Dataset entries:

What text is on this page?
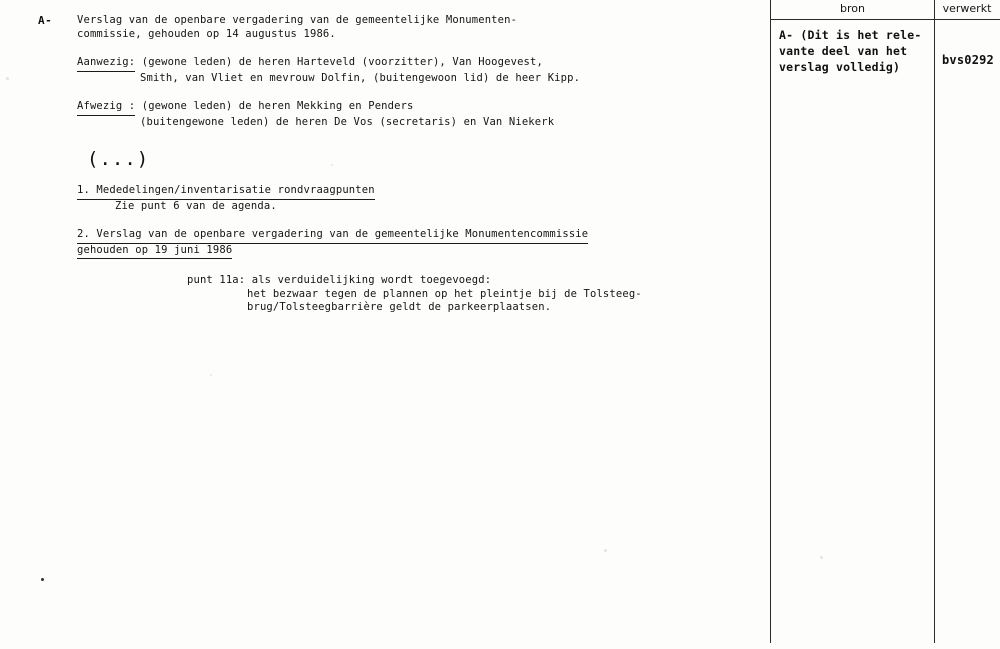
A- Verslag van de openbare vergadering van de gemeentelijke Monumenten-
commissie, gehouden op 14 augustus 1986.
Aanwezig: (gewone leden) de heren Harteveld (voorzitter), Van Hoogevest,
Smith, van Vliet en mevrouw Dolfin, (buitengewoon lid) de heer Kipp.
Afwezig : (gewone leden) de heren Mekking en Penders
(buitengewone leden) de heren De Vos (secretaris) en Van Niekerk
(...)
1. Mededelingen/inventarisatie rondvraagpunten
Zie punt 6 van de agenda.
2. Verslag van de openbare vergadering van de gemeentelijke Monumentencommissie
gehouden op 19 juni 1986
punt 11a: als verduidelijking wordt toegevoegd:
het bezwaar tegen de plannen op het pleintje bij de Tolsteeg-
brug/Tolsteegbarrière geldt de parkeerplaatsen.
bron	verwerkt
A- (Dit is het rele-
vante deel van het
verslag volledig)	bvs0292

* * *

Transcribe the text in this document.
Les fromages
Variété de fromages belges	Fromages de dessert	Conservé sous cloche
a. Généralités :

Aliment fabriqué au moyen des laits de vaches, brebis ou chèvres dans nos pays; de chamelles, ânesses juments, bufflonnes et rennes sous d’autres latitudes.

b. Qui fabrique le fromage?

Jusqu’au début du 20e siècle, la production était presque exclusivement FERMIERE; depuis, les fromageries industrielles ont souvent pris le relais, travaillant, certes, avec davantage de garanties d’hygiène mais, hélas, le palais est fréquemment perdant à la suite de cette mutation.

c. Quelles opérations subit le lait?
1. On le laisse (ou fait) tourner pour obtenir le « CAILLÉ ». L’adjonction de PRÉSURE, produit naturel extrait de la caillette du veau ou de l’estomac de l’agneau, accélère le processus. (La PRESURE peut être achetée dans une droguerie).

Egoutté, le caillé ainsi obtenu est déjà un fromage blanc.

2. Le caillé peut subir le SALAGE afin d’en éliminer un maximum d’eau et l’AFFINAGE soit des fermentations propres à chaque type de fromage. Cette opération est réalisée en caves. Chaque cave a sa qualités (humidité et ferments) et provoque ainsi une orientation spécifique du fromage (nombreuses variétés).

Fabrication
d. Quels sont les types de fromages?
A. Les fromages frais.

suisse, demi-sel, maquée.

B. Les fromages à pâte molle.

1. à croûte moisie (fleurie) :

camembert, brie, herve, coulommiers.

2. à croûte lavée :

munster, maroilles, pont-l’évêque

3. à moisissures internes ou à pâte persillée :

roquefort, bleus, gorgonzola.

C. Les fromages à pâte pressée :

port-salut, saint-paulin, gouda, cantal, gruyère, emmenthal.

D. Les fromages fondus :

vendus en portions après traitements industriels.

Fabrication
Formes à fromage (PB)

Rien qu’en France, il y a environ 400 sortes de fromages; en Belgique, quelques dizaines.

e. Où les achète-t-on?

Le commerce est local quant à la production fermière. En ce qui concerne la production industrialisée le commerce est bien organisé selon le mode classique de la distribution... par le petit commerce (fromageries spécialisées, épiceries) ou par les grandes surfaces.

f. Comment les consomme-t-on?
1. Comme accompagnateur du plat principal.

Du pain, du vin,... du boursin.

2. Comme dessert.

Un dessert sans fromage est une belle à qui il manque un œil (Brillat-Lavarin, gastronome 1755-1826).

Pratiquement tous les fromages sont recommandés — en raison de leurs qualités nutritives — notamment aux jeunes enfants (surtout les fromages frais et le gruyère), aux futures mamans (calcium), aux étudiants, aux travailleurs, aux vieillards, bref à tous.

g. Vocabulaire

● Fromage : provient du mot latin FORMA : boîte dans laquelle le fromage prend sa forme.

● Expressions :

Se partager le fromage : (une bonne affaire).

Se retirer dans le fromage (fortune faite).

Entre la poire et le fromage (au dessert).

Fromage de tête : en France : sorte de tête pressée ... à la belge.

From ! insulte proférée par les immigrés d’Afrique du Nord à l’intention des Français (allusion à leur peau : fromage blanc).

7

--

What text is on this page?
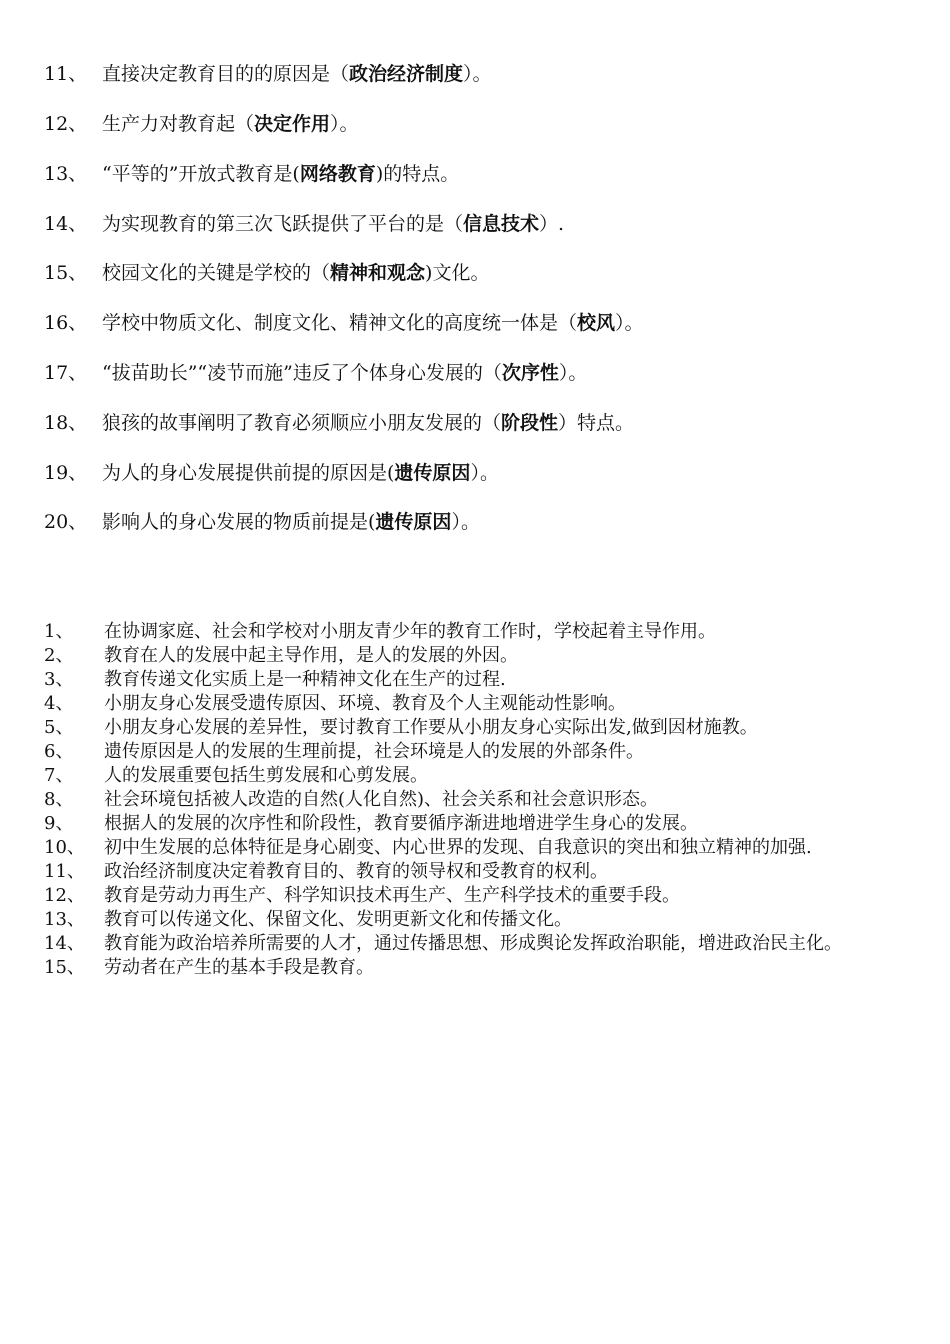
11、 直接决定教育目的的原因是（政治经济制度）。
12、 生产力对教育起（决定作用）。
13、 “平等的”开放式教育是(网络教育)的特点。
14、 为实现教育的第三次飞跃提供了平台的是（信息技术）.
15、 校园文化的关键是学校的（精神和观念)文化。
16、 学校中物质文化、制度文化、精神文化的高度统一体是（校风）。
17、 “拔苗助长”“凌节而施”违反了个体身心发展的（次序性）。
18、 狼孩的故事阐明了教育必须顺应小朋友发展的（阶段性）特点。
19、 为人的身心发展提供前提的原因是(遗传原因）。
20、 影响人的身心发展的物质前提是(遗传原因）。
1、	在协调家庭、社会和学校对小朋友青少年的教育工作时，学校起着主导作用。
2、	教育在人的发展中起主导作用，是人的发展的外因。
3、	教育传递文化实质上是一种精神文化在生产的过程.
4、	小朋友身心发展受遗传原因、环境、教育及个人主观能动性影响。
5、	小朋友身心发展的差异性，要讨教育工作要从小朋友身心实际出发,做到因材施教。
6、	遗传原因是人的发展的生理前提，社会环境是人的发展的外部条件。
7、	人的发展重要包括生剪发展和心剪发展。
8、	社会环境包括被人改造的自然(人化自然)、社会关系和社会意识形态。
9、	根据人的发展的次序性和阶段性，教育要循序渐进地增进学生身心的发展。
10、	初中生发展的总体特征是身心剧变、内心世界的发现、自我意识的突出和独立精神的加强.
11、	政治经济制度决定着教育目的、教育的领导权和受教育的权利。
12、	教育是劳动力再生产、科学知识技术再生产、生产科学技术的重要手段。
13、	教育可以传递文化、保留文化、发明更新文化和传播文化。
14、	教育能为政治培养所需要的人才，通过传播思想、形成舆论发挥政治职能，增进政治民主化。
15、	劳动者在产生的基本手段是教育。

Task prompt: Pick out each line in the material containing "leden".

Response to this task:
Aanwezig: (gewone leden) de heren Harteveld (voorzitter), Van Hoogevest,
Afwezig : (gewone leden) de heren Mekking en Penders
(buitengewone leden) de heren De Vos (secretaris) en Van Niekerk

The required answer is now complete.